═════ Raw data ═════

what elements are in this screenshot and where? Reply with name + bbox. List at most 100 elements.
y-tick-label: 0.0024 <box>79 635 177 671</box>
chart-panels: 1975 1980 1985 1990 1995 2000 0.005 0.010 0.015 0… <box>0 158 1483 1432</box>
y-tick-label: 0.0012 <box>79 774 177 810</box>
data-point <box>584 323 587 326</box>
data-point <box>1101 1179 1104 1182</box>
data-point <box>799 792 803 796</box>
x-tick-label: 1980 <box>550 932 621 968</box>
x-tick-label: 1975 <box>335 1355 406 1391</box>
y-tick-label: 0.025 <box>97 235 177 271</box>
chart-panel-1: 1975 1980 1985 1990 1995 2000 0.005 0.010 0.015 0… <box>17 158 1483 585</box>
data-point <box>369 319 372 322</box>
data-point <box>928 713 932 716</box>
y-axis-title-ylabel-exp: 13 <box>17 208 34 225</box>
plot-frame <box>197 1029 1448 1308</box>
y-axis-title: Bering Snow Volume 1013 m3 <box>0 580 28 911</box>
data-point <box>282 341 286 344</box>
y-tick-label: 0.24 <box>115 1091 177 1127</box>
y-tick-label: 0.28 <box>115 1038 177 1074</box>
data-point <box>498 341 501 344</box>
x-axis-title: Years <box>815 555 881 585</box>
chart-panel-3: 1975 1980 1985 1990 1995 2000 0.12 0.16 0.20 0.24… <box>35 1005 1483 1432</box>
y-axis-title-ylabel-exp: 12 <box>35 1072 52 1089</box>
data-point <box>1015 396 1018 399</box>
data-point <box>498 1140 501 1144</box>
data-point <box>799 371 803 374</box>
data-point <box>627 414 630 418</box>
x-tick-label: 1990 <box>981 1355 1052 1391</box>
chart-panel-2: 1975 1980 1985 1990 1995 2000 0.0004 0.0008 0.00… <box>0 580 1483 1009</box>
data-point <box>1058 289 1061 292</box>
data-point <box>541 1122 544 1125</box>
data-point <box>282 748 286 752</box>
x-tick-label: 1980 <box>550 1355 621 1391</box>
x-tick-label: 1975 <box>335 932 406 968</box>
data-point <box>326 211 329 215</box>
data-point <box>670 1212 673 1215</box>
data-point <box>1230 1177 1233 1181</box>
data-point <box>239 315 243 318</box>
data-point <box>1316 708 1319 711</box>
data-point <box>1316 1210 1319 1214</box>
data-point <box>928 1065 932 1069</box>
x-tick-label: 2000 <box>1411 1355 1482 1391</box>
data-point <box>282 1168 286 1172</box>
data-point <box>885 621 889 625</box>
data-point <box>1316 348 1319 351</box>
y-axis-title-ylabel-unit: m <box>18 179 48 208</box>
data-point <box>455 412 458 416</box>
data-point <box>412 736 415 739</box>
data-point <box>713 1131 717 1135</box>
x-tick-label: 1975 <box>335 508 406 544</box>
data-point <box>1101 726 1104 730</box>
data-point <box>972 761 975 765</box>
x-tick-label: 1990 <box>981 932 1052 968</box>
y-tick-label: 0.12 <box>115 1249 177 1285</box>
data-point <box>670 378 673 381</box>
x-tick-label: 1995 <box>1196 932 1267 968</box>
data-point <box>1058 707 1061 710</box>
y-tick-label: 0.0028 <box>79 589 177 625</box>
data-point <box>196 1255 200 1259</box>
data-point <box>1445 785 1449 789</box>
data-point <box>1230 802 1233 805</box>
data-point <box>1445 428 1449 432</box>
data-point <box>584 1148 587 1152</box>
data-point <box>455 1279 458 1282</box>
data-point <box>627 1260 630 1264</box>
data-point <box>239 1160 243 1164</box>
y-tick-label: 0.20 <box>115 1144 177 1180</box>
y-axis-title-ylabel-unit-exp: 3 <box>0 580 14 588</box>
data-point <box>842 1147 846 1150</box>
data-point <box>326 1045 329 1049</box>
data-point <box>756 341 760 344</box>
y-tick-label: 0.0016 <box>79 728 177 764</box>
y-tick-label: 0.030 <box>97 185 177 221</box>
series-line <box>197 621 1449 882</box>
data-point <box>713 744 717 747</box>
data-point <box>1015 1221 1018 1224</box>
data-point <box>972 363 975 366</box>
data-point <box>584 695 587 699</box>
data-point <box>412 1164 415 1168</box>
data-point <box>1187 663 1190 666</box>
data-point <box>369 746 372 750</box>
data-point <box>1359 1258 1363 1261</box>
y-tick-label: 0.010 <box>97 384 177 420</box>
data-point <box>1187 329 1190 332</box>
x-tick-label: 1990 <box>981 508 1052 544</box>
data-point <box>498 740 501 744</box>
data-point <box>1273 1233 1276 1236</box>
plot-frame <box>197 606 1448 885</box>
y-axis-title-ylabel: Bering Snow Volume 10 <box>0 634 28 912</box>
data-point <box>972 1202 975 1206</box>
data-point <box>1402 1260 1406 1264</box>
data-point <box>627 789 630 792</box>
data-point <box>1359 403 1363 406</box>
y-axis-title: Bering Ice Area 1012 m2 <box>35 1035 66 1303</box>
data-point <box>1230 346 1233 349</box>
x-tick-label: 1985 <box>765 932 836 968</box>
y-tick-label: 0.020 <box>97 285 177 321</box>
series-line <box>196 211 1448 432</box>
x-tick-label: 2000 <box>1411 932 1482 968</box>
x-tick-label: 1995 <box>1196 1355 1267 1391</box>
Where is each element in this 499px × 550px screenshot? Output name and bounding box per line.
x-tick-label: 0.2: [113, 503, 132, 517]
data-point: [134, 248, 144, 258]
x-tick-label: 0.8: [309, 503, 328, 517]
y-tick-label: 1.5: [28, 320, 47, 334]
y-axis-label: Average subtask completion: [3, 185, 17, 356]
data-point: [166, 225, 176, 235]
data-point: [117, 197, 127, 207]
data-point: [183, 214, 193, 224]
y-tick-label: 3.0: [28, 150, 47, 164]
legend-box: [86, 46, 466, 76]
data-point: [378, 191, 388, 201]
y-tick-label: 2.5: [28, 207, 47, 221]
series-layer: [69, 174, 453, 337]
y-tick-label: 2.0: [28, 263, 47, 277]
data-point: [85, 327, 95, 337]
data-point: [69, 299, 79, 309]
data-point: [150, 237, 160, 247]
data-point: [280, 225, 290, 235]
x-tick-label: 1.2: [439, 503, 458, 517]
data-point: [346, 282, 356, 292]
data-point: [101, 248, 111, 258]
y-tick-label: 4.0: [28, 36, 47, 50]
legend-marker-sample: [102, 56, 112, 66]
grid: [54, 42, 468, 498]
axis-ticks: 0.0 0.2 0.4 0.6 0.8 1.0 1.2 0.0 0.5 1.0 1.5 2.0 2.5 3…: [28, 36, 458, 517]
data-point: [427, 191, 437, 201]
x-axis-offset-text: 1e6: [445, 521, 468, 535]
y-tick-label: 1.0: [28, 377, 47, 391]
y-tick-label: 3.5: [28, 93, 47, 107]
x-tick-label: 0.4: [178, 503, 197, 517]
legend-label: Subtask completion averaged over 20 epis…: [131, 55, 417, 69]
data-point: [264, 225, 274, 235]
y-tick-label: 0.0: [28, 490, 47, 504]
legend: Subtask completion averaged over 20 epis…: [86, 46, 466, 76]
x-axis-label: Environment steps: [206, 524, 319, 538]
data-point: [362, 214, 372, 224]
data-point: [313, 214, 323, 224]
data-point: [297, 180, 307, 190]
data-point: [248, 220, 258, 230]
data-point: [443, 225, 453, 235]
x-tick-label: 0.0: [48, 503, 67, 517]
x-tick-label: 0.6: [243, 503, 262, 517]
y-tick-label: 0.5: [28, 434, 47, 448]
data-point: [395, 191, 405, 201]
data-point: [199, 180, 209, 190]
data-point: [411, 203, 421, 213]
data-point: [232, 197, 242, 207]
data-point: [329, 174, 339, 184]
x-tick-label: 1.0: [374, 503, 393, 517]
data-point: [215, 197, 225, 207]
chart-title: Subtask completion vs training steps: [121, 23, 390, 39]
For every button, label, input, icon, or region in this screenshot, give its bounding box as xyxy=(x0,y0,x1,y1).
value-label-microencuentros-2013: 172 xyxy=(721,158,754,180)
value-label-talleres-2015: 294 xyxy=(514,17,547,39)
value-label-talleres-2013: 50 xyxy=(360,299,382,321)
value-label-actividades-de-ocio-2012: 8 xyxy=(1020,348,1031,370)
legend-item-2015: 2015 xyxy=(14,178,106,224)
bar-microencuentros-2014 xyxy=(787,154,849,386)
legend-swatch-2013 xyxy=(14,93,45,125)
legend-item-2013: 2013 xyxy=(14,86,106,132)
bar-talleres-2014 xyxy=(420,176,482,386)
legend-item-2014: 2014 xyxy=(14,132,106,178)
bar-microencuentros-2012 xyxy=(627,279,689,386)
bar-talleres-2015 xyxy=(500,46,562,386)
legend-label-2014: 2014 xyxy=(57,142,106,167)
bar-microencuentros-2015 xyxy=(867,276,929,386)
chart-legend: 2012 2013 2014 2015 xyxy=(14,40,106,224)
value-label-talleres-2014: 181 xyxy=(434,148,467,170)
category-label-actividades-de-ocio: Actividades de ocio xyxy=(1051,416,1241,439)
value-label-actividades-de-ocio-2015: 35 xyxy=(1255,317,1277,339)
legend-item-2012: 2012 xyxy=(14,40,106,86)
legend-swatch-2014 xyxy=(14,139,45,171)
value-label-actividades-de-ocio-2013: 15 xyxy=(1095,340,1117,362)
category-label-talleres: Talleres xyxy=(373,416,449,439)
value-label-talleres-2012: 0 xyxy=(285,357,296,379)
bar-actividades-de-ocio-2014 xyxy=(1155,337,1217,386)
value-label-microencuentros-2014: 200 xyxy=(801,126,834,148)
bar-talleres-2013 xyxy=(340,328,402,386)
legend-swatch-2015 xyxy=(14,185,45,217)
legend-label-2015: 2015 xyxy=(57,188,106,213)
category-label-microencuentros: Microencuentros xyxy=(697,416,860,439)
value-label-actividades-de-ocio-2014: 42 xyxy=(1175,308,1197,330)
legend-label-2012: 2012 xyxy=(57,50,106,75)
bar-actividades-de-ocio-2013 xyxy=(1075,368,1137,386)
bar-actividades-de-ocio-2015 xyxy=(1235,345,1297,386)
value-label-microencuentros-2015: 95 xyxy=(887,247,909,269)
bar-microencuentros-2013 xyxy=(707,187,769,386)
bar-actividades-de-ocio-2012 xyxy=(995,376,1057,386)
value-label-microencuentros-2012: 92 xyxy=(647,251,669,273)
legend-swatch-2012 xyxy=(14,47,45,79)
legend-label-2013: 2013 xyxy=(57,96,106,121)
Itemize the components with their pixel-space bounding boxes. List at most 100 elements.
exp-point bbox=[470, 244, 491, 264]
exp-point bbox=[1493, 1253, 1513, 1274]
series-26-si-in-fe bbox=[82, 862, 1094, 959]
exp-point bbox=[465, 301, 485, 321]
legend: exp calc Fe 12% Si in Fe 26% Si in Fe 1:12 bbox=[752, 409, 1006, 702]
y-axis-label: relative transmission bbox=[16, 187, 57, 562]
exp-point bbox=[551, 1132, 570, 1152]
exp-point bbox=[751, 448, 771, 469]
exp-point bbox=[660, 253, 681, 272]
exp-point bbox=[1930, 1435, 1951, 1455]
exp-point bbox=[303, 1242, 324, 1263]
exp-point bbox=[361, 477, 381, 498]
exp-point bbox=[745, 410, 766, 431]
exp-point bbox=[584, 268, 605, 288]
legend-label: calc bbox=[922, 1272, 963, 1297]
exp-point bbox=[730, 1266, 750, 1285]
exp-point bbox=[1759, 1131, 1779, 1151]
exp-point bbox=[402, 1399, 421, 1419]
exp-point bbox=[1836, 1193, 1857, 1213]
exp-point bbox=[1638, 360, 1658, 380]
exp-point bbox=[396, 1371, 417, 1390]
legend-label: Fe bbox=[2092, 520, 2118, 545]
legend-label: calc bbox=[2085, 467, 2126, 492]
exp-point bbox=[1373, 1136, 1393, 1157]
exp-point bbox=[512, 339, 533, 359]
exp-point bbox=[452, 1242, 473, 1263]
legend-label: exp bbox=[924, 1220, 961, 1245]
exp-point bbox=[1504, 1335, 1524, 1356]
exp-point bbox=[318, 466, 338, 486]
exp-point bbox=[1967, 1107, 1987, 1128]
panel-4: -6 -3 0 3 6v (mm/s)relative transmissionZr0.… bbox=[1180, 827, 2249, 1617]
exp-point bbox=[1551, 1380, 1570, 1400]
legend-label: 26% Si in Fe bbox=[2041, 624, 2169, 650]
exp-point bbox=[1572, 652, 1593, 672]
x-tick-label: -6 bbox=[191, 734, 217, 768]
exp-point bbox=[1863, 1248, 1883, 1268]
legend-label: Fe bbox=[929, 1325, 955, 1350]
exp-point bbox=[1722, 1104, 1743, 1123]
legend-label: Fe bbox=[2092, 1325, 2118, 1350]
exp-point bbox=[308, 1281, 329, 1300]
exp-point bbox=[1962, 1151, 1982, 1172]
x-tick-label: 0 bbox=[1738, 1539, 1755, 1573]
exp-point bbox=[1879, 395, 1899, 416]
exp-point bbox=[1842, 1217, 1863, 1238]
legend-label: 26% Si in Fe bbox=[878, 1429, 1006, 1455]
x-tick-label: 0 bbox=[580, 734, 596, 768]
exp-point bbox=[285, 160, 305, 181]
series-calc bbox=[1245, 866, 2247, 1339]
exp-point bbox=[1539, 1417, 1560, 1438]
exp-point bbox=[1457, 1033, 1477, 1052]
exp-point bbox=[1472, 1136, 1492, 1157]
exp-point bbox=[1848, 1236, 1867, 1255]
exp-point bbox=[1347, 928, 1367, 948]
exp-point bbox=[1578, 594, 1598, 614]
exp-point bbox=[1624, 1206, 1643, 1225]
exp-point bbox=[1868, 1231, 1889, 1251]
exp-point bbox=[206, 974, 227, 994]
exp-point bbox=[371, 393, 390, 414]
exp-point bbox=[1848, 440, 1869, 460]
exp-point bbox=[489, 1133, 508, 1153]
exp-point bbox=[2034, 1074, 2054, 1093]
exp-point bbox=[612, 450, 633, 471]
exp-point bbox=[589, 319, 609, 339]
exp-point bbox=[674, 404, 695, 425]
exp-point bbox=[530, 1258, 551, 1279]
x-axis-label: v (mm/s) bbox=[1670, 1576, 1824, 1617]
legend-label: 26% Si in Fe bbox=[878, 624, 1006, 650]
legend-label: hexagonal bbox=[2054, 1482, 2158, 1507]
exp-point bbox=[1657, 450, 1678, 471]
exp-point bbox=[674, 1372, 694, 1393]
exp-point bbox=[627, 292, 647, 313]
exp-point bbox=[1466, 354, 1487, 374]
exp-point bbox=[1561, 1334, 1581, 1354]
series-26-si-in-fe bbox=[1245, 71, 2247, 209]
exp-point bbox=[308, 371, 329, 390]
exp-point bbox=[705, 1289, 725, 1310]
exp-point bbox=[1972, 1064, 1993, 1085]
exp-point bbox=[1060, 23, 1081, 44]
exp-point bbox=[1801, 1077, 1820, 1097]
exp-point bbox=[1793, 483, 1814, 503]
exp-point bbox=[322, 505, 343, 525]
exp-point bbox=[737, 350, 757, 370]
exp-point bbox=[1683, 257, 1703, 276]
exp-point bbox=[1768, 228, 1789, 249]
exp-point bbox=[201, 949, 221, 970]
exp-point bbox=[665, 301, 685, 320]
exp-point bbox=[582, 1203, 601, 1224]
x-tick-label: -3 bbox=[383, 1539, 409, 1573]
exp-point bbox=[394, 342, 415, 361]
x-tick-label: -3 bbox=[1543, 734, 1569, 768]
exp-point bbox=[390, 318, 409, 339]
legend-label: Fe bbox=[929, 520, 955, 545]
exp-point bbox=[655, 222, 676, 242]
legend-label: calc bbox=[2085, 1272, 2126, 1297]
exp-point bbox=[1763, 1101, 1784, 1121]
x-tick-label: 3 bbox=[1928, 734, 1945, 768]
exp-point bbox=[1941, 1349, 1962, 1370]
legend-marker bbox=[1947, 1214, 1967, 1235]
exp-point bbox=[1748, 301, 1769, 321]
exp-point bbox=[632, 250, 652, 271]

═════

* What to work on *
Lay out the items above as a numbered list, running from the first line of the items through the line containing "x-axis-title: Years <box>815", both included. Leave out any blank lines.

* Exercise response *
1. what elements are in this screenshot and where? Reply with name + bbox. List at most 100 elements.
2. y-tick-label: 0.0024 <box>79 635 177 671</box>
3. chart-panels: 1975 1980 1985 1990 1995 2000 0.005 0.010 0.015 0… <box>0 158 1483 1432</box>
4. y-tick-label: 0.0012 <box>79 774 177 810</box>
5. data-point <box>584 323 587 326</box>
6. data-point <box>1101 1179 1104 1182</box>
7. data-point <box>799 792 803 796</box>
8. x-tick-label: 1980 <box>550 932 621 968</box>
9. x-tick-label: 1975 <box>335 1355 406 1391</box>
10. y-tick-label: 0.025 <box>97 235 177 271</box>
11. chart-panel-1: 1975 1980 1985 1990 1995 2000 0.005 0.010 0.015 0… <box>17 158 1483 585</box>
12. data-point <box>369 319 372 322</box>
13. data-point <box>928 713 932 716</box>
14. y-axis-title-ylabel-exp: 13 <box>17 208 34 225</box>
15. plot-frame <box>197 1029 1448 1308</box>
16. y-axis-title: Bering Snow Volume 1013 m3 <box>0 580 28 911</box>
17. data-point <box>282 341 286 344</box>
18. y-tick-label: 0.24 <box>115 1091 177 1127</box>
19. y-tick-label: 0.28 <box>115 1038 177 1074</box>
20. data-point <box>498 341 501 344</box>
21. x-axis-title: Years <box>815 555 881 585</box>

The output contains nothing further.